▸ EXERCISE OBJECTIVE
Find the lines containing the word "State" and copy every one of them.

▸ EXERCISE DATA
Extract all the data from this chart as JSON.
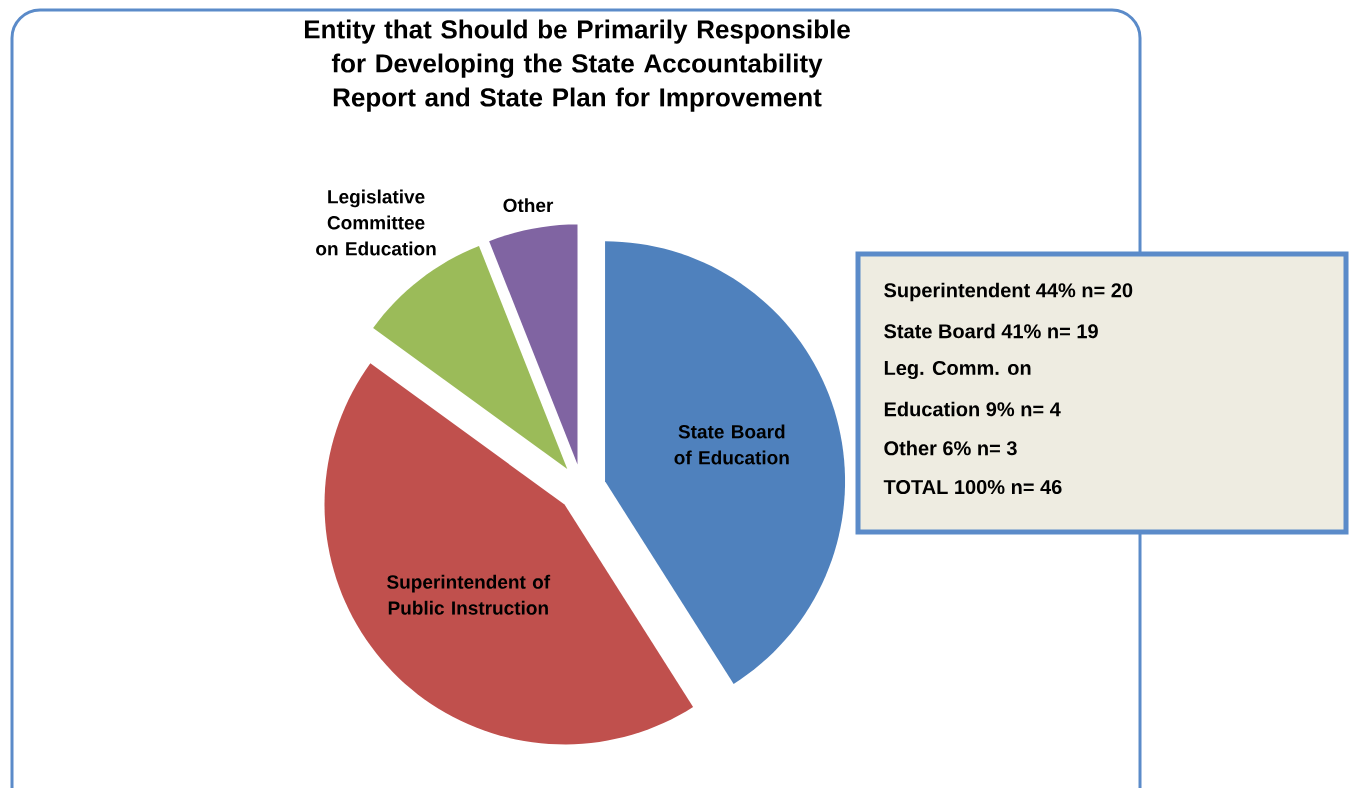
{
  "chart_data": {
    "type": "pie",
    "title": "Entity that Should be Primarily Responsible for Developing the State Accountability Report and State Plan for Improvement",
    "categories": [
      "State Board of Education",
      "Superintendent of Public Instruction",
      "Legislative Committee on Education",
      "Other"
    ],
    "values": [
      41,
      44,
      9,
      6
    ],
    "colors": [
      "#4f81bd",
      "#c0504d",
      "#9bbb59",
      "#8064a2"
    ],
    "annotations": [
      "Superintendent  44%  n= 20",
      "State Board  41%  n= 19",
      "Leg. Comm. on",
      "Education  9%  n= 4",
      "Other  6%  n= 3",
      "TOTAL  100%  n= 46"
    ]
  }
}
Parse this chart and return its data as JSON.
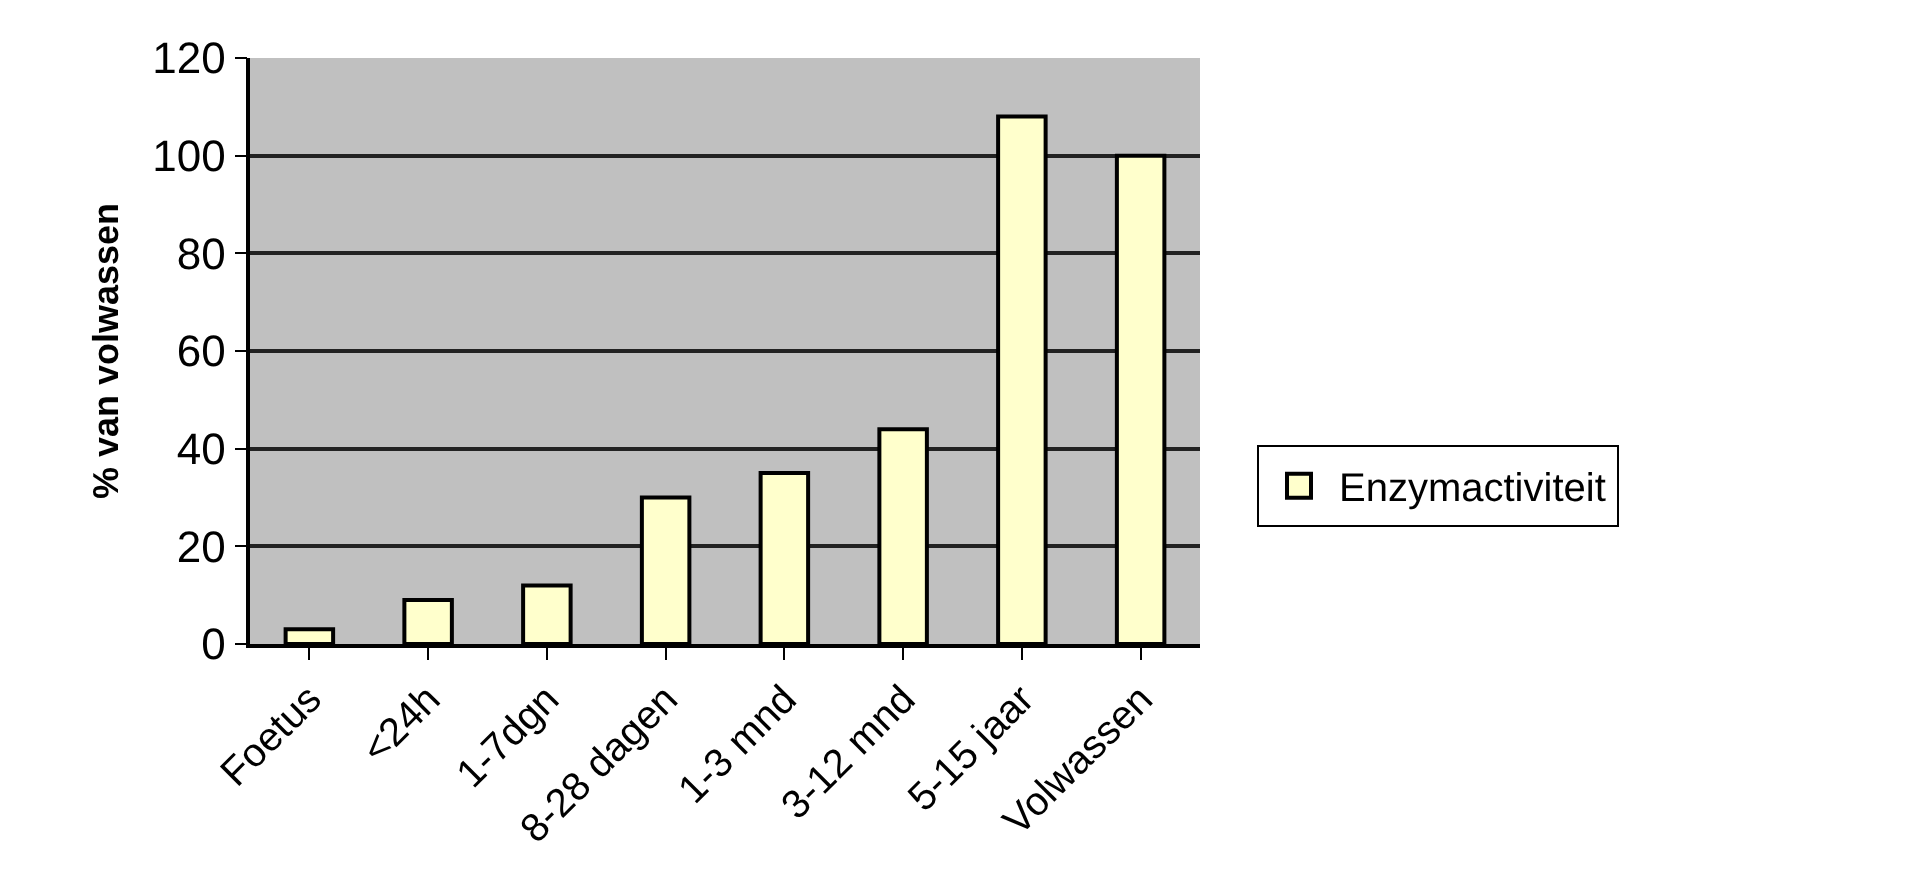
{
  "chart_data": {
    "type": "bar",
    "ylabel": "% van volwassen",
    "categories": [
      "Foetus",
      "<24h",
      "1-7dgn",
      "8-28 dagen",
      "1-3 mnd",
      "3-12 mnd",
      "5-15 jaar",
      "Volwassen"
    ],
    "series": [
      {
        "name": "Enzymactiviteit",
        "color": "#ffffcc",
        "values": [
          3,
          9,
          12,
          30,
          35,
          44,
          108,
          100
        ]
      }
    ],
    "ylim": [
      0,
      120
    ],
    "yticks": [
      0,
      20,
      40,
      60,
      80,
      100,
      120
    ],
    "grid": "y",
    "legend": "right"
  }
}
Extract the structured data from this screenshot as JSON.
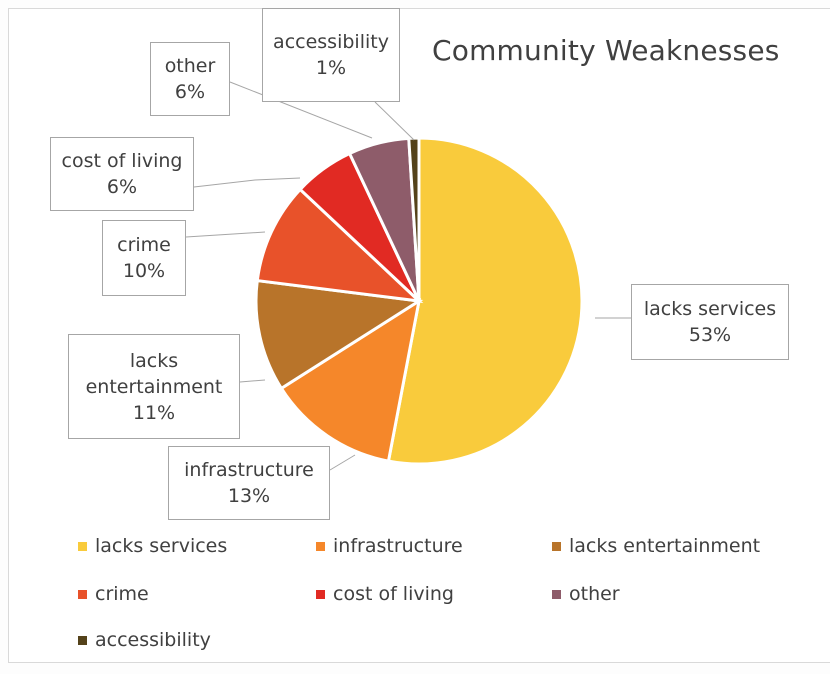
{
  "chart_data": {
    "type": "pie",
    "title": "Community Weaknesses",
    "categories": [
      "lacks services",
      "infrastructure",
      "lacks entertainment",
      "crime",
      "cost of living",
      "other",
      "accessibility"
    ],
    "values": [
      53,
      13,
      11,
      10,
      6,
      6,
      1
    ],
    "value_labels": [
      "53%",
      "13%",
      "11%",
      "10%",
      "6%",
      "6%",
      "1%"
    ],
    "colors": [
      "#F9CB3C",
      "#F5872A",
      "#B8742A",
      "#E8522A",
      "#E12A23",
      "#8E5C6A",
      "#54421A"
    ],
    "legend_position": "bottom",
    "data_labels": "callout boxes with leader lines"
  }
}
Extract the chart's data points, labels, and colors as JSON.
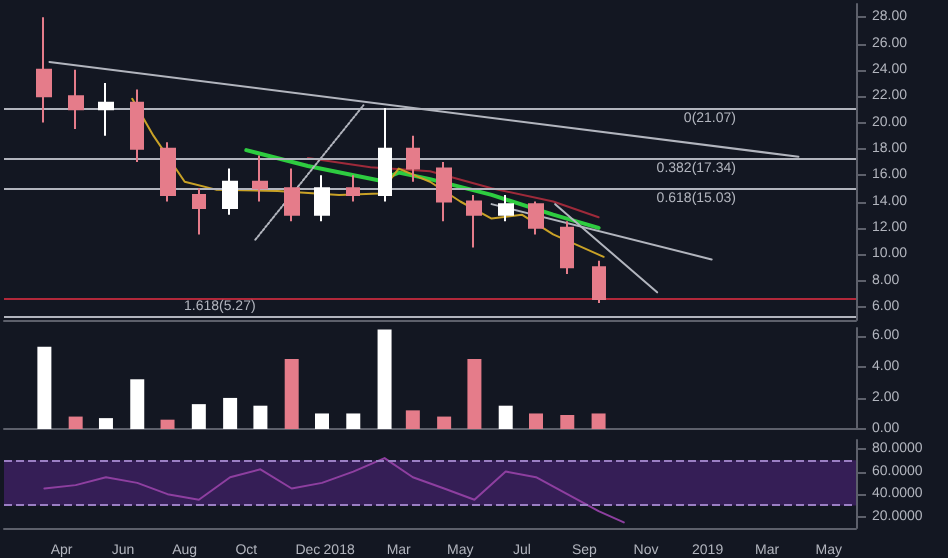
{
  "chart_data": [
    {
      "type": "candlestick",
      "x": [
        "2017-03-15",
        "2017-04-15",
        "2017-05-15",
        "2017-06-15",
        "2017-07-15",
        "2017-08-15",
        "2017-09-15",
        "2017-10-15",
        "2017-11-15",
        "2017-12-15",
        "2018-01-15",
        "2018-02-15",
        "2018-03-15",
        "2018-04-15",
        "2018-05-15",
        "2018-06-15",
        "2018-07-15",
        "2018-08-15",
        "2018-09-15"
      ],
      "ohlc": [
        [
          24,
          28,
          20,
          22
        ],
        [
          22,
          24,
          19.5,
          21
        ],
        [
          21,
          23,
          19,
          21.5
        ],
        [
          21.5,
          22.5,
          17,
          18
        ],
        [
          18,
          18.5,
          14,
          14.5
        ],
        [
          14.5,
          15,
          11.5,
          13.5
        ],
        [
          13.5,
          16.5,
          13,
          15.5
        ],
        [
          15.5,
          17.5,
          14,
          15
        ],
        [
          15,
          16.5,
          12.5,
          13
        ],
        [
          13,
          16,
          12.5,
          15
        ],
        [
          15,
          16,
          14,
          14.5
        ],
        [
          14.5,
          21.1,
          14,
          18
        ],
        [
          18,
          19,
          15.5,
          16.5
        ],
        [
          16.5,
          17,
          12.5,
          14
        ],
        [
          14,
          14.5,
          10.5,
          13
        ],
        [
          13,
          14.5,
          12.5,
          13.8
        ],
        [
          13.8,
          14,
          11.5,
          12
        ],
        [
          12,
          12.5,
          8.5,
          9
        ],
        [
          9,
          9.5,
          6.3,
          6.6
        ]
      ],
      "colors": [
        "#e57c8a",
        "#e57c8a",
        "#ffffff",
        "#e57c8a",
        "#e57c8a",
        "#e57c8a",
        "#ffffff",
        "#e57c8a",
        "#e57c8a",
        "#ffffff",
        "#e57c8a",
        "#ffffff",
        "#e57c8a",
        "#e57c8a",
        "#e57c8a",
        "#ffffff",
        "#e57c8a",
        "#e57c8a",
        "#e57c8a"
      ],
      "series": [
        {
          "type": "line",
          "color": "#2ecc40",
          "x": [
            "2017-10-01",
            "2017-12-01",
            "2018-02-10",
            "2018-03-01",
            "2018-04-01",
            "2018-06-01",
            "2018-08-01",
            "2018-09-15"
          ],
          "values": [
            17.9,
            16.7,
            15.6,
            16.2,
            15.7,
            14.5,
            13,
            12
          ]
        },
        {
          "type": "line",
          "color": "#9e2a3a",
          "x": [
            "2017-12-01",
            "2018-02-01",
            "2018-04-01",
            "2018-06-01",
            "2018-08-01",
            "2018-09-15"
          ],
          "values": [
            17.3,
            16.6,
            16.3,
            15,
            14,
            12.8
          ]
        },
        {
          "type": "line",
          "color": "#c9a227",
          "x": [
            "2017-06-10",
            "2017-07-01",
            "2017-08-01",
            "2017-09-01",
            "2017-11-01",
            "2018-01-01",
            "2018-02-10",
            "2018-03-01",
            "2018-04-01",
            "2018-05-01",
            "2018-06-01",
            "2018-07-01",
            "2018-08-01",
            "2018-09-20"
          ],
          "values": [
            21.8,
            19,
            15.5,
            14.9,
            14.8,
            14.5,
            14.6,
            16.5,
            15.5,
            14,
            12.7,
            13,
            11.5,
            9.8
          ]
        },
        {
          "type": "line",
          "color": "#b2b5be",
          "x": [
            "2017-03-20",
            "2019-04-01"
          ],
          "values": [
            24.6,
            17.4
          ]
        },
        {
          "type": "line",
          "color": "#b2b5be",
          "x": [
            "2018-06-01",
            "2019-01-05"
          ],
          "values": [
            13.8,
            9.6
          ]
        },
        {
          "type": "line",
          "color": "#b2b5be",
          "x": [
            "2018-08-03",
            "2018-11-12"
          ],
          "values": [
            13.8,
            7.1
          ]
        },
        {
          "type": "line",
          "color": "#b2b5be",
          "line_style": "dotted",
          "x": [
            "2017-10-10",
            "2018-01-25"
          ],
          "values": [
            11.1,
            21.3
          ]
        }
      ],
      "ref_lines": [
        {
          "axis": "y",
          "value": 21.07,
          "label": "0(21.07)",
          "color": "#b2b5be"
        },
        {
          "axis": "y",
          "value": 17.34,
          "label": "0.382(17.34)",
          "color": "#b2b5be"
        },
        {
          "axis": "y",
          "value": 15.03,
          "label": "0.618(15.03)",
          "color": "#b2b5be"
        },
        {
          "axis": "y",
          "value": 5.27,
          "label": "1.618(5.27)",
          "color": "#b2b5be"
        },
        {
          "axis": "y",
          "value": 6.6,
          "color": "#b2283a"
        }
      ],
      "xlim": [
        "2017-02-03",
        "2019-05-28"
      ],
      "ylim": [
        5,
        29
      ],
      "yticks": [
        {
          "value": 6,
          "label": "6.00"
        },
        {
          "value": 8,
          "label": "8.00"
        },
        {
          "value": 10,
          "label": "10.00"
        },
        {
          "value": 12,
          "label": "12.00"
        },
        {
          "value": 14,
          "label": "14.00"
        },
        {
          "value": 16,
          "label": "16.00"
        },
        {
          "value": 18,
          "label": "18.00"
        },
        {
          "value": 20,
          "label": "20.00"
        },
        {
          "value": 22,
          "label": "22.00"
        },
        {
          "value": 24,
          "label": "24.00"
        },
        {
          "value": 26,
          "label": "26.00"
        },
        {
          "value": 28,
          "label": "28.00"
        }
      ],
      "tick_labels": "y"
    },
    {
      "type": "bar",
      "x": [
        "2017-03-15",
        "2017-04-15",
        "2017-05-15",
        "2017-06-15",
        "2017-07-15",
        "2017-08-15",
        "2017-09-15",
        "2017-10-15",
        "2017-11-15",
        "2017-12-15",
        "2018-01-15",
        "2018-02-15",
        "2018-03-15",
        "2018-04-15",
        "2018-05-15",
        "2018-06-15",
        "2018-07-15",
        "2018-08-15",
        "2018-09-15"
      ],
      "values": [
        5.3,
        0.8,
        0.7,
        3.2,
        0.6,
        1.6,
        2,
        1.5,
        4.5,
        1,
        1,
        6.4,
        1.2,
        0.8,
        4.5,
        1.5,
        1,
        0.9,
        1
      ],
      "colors": [
        "#ffffff",
        "#e57c8a",
        "#ffffff",
        "#ffffff",
        "#e57c8a",
        "#ffffff",
        "#ffffff",
        "#ffffff",
        "#e57c8a",
        "#ffffff",
        "#ffffff",
        "#ffffff",
        "#e57c8a",
        "#e57c8a",
        "#e57c8a",
        "#ffffff",
        "#e57c8a",
        "#e57c8a",
        "#e57c8a"
      ],
      "xlim": [
        "2017-02-03",
        "2019-05-28"
      ],
      "ylim": [
        0,
        6.5
      ],
      "yticks": [
        {
          "value": 0,
          "label": "0.00"
        },
        {
          "value": 2,
          "label": "2.00"
        },
        {
          "value": 4,
          "label": "4.00"
        },
        {
          "value": 6,
          "label": "6.00"
        }
      ],
      "tick_labels": "y"
    },
    {
      "type": "line",
      "color": "#8e3fa0",
      "x": [
        "2017-03-15",
        "2017-04-15",
        "2017-05-15",
        "2017-06-15",
        "2017-07-15",
        "2017-08-15",
        "2017-09-15",
        "2017-10-15",
        "2017-11-15",
        "2017-12-15",
        "2018-01-15",
        "2018-02-15",
        "2018-03-15",
        "2018-04-15",
        "2018-05-15",
        "2018-06-15",
        "2018-07-15",
        "2018-08-15",
        "2018-09-15",
        "2018-10-10"
      ],
      "values": [
        45,
        48,
        55,
        50,
        40,
        35,
        55,
        62,
        45,
        50,
        60,
        72,
        55,
        45,
        35,
        60,
        55,
        40,
        25,
        15
      ],
      "bands": [
        {
          "axis": "y",
          "from": 30,
          "to": 70,
          "color": "#3a1f5c"
        }
      ],
      "ref_lines": [
        {
          "axis": "y",
          "value": 70,
          "color": "#9b7fc4",
          "line_style": "dashed"
        },
        {
          "axis": "y",
          "value": 30,
          "color": "#9b7fc4",
          "line_style": "dashed"
        }
      ],
      "xlim": [
        "2017-02-03",
        "2019-05-28"
      ],
      "ylim": [
        10,
        88
      ],
      "yticks": [
        {
          "value": 20,
          "label": "20.0000"
        },
        {
          "value": 40,
          "label": "40.0000"
        },
        {
          "value": 60,
          "label": "60.0000"
        },
        {
          "value": 80,
          "label": "80.0000"
        }
      ],
      "xticks": [
        {
          "value": "2017-04-01",
          "label": "Apr"
        },
        {
          "value": "2017-06-01",
          "label": "Jun"
        },
        {
          "value": "2017-08-01",
          "label": "Aug"
        },
        {
          "value": "2017-10-01",
          "label": "Oct"
        },
        {
          "value": "2017-12-01",
          "label": "Dec"
        },
        {
          "value": "2018-01-01",
          "label": "2018"
        },
        {
          "value": "2018-03-01",
          "label": "Mar"
        },
        {
          "value": "2018-05-01",
          "label": "May"
        },
        {
          "value": "2018-07-01",
          "label": "Jul"
        },
        {
          "value": "2018-09-01",
          "label": "Sep"
        },
        {
          "value": "2018-11-01",
          "label": "Nov"
        },
        {
          "value": "2019-01-01",
          "label": "2019"
        },
        {
          "value": "2019-03-01",
          "label": "Mar"
        },
        {
          "value": "2019-05-01",
          "label": "May"
        }
      ]
    }
  ]
}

▸ EXPECTED ANSWER
    "title": "Entity that Should be Primarily Responsible for Developing the State Accountability Report and State Plan for Improvement",
      "State Board of Education",
      "State Board  41%  n= 19",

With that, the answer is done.